>> Start

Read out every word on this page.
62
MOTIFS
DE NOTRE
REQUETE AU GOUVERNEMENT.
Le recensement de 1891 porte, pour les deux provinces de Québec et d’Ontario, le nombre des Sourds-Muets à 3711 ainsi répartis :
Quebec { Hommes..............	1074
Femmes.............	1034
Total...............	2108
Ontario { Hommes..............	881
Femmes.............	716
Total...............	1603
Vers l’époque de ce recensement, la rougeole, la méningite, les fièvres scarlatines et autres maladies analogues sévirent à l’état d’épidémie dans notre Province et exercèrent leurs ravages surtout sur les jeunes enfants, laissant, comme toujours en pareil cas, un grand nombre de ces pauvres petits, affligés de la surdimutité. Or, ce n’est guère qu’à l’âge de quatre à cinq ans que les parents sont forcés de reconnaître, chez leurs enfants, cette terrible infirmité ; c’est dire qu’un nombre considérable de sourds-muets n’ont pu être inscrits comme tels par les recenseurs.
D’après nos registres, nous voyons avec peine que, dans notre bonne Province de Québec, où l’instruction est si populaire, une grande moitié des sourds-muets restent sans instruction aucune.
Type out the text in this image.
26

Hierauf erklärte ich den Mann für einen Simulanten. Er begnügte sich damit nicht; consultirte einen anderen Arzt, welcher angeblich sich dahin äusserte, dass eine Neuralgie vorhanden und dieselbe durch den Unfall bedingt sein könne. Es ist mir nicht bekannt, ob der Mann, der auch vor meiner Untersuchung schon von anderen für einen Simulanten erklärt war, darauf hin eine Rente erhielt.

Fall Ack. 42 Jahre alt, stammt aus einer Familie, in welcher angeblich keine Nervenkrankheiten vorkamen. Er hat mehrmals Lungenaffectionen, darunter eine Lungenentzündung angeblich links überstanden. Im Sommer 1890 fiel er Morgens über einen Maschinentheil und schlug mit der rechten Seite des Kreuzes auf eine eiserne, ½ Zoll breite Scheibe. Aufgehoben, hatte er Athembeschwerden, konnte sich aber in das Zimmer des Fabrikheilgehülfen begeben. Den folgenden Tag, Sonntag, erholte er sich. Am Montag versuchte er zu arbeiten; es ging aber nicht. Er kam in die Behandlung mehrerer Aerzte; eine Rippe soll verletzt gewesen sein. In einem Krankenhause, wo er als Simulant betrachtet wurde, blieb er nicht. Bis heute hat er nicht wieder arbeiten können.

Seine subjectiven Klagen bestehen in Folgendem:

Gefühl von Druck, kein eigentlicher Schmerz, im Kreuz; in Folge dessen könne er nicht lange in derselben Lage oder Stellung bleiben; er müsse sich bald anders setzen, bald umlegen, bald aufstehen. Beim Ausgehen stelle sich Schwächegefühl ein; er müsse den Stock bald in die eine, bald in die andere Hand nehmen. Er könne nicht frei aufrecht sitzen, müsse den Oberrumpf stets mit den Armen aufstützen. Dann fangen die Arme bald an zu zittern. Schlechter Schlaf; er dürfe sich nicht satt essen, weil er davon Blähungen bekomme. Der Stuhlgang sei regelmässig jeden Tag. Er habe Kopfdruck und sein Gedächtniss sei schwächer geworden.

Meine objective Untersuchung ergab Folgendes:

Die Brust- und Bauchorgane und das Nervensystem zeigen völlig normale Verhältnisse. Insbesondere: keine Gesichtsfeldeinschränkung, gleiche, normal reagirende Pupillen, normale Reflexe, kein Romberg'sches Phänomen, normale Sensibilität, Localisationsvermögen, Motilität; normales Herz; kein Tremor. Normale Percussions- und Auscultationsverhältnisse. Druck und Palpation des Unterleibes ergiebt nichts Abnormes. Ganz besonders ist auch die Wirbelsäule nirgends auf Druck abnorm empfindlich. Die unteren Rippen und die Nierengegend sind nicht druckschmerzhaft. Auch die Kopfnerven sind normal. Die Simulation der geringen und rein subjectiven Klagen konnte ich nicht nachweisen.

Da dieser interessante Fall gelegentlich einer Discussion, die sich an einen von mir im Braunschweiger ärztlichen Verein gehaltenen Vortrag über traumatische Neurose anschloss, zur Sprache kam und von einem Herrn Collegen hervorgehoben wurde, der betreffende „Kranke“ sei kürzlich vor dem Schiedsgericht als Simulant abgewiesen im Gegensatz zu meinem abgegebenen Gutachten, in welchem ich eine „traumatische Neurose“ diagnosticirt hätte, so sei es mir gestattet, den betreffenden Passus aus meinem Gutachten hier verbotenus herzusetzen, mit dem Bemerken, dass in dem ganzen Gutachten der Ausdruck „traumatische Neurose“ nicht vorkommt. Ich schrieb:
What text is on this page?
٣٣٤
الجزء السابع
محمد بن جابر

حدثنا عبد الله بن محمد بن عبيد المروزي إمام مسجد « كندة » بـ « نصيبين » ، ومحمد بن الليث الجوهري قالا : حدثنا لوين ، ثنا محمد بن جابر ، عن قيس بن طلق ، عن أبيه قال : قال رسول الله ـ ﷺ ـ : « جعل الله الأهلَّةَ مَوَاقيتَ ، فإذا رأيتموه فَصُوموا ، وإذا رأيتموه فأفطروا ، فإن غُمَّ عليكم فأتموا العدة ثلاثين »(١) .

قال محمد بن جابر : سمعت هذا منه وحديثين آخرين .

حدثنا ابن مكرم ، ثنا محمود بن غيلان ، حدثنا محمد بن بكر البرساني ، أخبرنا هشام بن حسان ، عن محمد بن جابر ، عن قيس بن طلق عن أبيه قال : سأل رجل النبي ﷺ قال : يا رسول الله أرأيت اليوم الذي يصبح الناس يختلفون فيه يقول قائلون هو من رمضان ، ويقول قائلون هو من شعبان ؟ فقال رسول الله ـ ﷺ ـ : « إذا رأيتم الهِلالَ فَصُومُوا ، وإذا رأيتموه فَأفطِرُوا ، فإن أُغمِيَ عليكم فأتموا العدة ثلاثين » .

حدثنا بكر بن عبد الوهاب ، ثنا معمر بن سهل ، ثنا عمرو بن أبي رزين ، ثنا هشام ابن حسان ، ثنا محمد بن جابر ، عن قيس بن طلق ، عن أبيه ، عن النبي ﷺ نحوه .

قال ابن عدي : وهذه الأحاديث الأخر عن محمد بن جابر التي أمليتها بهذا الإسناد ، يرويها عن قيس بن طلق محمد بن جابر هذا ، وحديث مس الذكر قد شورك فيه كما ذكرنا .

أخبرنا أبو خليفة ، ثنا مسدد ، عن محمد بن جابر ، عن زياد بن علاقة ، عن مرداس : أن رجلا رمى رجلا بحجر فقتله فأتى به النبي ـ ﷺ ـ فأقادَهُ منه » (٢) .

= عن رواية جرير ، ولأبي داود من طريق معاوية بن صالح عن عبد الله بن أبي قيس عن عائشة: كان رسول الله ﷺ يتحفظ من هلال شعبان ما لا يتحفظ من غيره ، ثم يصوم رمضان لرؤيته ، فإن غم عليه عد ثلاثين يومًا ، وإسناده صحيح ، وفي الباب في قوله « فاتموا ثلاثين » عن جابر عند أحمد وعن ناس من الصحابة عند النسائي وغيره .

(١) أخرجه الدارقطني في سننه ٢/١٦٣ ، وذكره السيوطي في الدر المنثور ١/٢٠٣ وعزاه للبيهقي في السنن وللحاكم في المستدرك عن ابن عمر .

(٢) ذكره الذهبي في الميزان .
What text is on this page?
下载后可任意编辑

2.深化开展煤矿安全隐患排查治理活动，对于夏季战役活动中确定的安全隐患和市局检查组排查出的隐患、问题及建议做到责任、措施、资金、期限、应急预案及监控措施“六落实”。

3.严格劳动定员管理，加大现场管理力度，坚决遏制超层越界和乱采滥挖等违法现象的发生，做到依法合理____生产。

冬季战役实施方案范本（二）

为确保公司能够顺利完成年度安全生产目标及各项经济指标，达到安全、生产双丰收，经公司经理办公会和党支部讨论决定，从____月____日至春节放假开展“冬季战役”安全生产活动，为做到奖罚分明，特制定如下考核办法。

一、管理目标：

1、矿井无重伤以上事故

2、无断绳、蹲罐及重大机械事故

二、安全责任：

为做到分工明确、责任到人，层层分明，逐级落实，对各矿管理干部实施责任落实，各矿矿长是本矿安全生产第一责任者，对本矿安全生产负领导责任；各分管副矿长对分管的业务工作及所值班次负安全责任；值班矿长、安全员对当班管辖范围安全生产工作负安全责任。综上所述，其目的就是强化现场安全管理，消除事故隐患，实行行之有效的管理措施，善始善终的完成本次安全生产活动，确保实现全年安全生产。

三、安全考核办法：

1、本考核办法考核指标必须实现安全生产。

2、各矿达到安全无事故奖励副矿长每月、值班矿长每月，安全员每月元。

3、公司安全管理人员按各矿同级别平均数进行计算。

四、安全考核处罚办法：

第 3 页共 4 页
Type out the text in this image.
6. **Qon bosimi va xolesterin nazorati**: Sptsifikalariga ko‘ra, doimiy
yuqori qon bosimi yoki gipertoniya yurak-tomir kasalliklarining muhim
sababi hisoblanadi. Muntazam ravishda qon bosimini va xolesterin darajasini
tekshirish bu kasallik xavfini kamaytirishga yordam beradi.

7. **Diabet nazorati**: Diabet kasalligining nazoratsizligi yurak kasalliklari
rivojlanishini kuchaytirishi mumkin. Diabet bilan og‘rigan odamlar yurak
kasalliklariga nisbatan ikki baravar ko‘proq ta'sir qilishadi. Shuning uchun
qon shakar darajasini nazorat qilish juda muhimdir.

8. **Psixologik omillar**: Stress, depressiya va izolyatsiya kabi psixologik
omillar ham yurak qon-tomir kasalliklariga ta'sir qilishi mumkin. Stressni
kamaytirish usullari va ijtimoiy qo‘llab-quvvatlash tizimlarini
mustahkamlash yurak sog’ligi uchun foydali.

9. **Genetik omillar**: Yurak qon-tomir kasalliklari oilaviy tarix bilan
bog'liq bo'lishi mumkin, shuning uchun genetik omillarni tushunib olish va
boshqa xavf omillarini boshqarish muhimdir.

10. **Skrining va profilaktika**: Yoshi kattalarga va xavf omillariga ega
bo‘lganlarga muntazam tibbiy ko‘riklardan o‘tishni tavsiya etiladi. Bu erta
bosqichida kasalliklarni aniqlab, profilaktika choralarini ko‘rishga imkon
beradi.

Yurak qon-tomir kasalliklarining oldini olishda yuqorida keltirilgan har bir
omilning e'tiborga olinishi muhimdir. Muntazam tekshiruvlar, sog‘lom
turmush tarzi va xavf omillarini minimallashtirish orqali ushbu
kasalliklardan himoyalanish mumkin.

>> End

- Work instructions -
Tally the lines containing "رمضان". Provide the number without any other words.

- Answer for this exercise -
2